:: GIVEN RECORDS ::

* START *

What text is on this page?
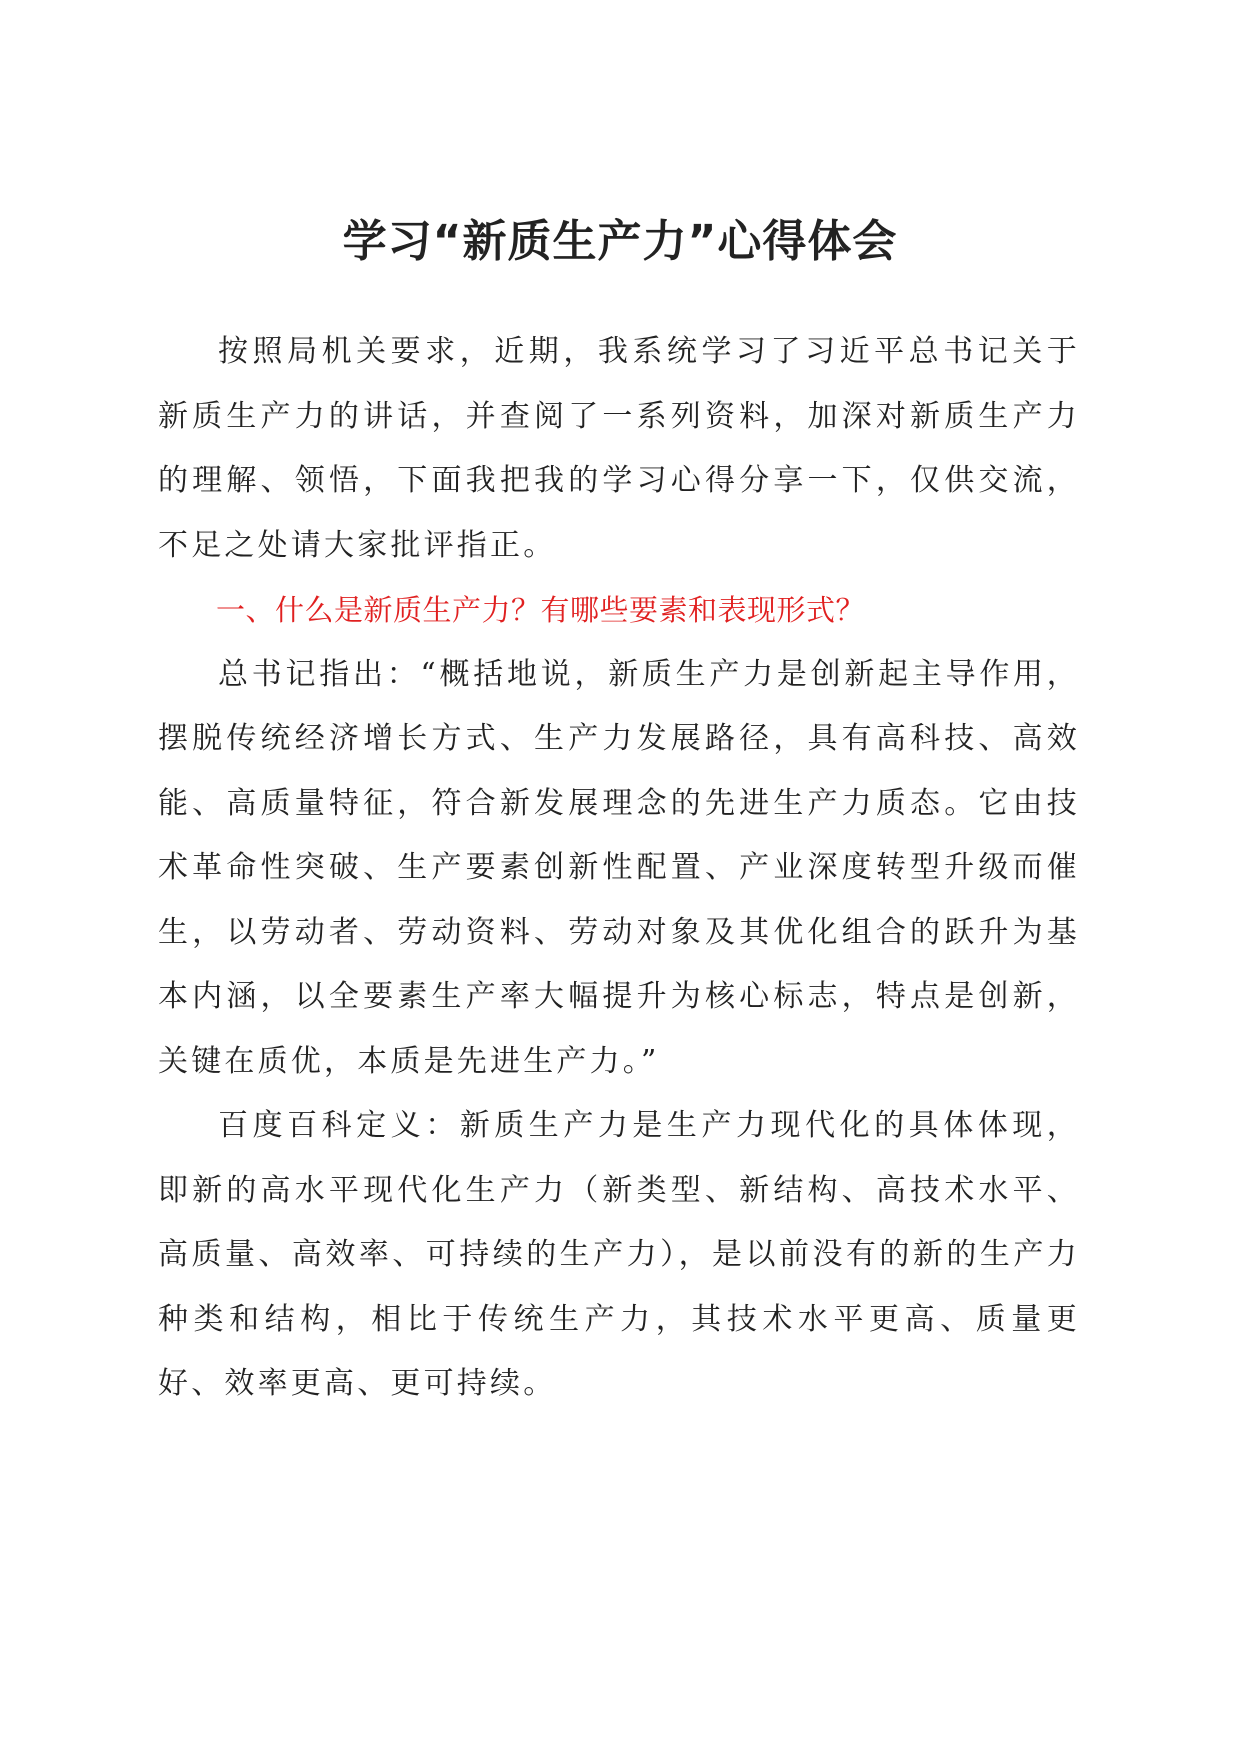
学习“新质生产力”心得体会

按照局机关要求，近期，我系统学习了习近平总书记关于新质生产力的讲话，并查阅了一系列资料，加深对新质生产力的理解、领悟，下面我把我的学习心得分享一下，仅供交流，不足之处请大家批评指正。

一、什么是新质生产力？有哪些要素和表现形式？

总书记指出：“概括地说，新质生产力是创新起主导作用，摆脱传统经济增长方式、生产力发展路径，具有高科技、高效能、高质量特征，符合新发展理念的先进生产力质态。它由技术革命性突破、生产要素创新性配置、产业深度转型升级而催生，以劳动者、劳动资料、劳动对象及其优化组合的跃升为基本内涵，以全要素生产率大幅提升为核心标志，特点是创新，关键在质优，本质是先进生产力。”

百度百科定义：新质生产力是生产力现代化的具体体现，即新的高水平现代化生产力（新类型、新结构、高技术水平、高质量、高效率、可持续的生产力），是以前没有的新的生产力种类和结构，相比于传统生产力，其技术水平更高、质量更好、效率更高、更可持续。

* END *

:: TASK BRIEF ::
Give back all entries exactly. No pictures belong in the copy.

:: SOLUTION FOR THIS EXERCISE ::
What text is on this page?
学习“新质生产力”心得体会

按照局机关要求，近期，我系统学习了习近平总书记关于新质生产力的讲话，并查阅了一系列资料，加深对新质生产力的理解、领悟，下面我把我的学习心得分享一下，仅供交流，不足之处请大家批评指正。

一、什么是新质生产力？有哪些要素和表现形式？

总书记指出：“概括地说，新质生产力是创新起主导作用，摆脱传统经济增长方式、生产力发展路径，具有高科技、高效能、高质量特征，符合新发展理念的先进生产力质态。它由技术革命性突破、生产要素创新性配置、产业深度转型升级而催生，以劳动者、劳动资料、劳动对象及其优化组合的跃升为基本内涵，以全要素生产率大幅提升为核心标志，特点是创新，关键在质优，本质是先进生产力。”

百度百科定义：新质生产力是生产力现代化的具体体现，即新的高水平现代化生产力（新类型、新结构、高技术水平、高质量、高效率、可持续的生产力），是以前没有的新的生产力种类和结构，相比于传统生产力，其技术水平更高、质量更好、效率更高、更可持续。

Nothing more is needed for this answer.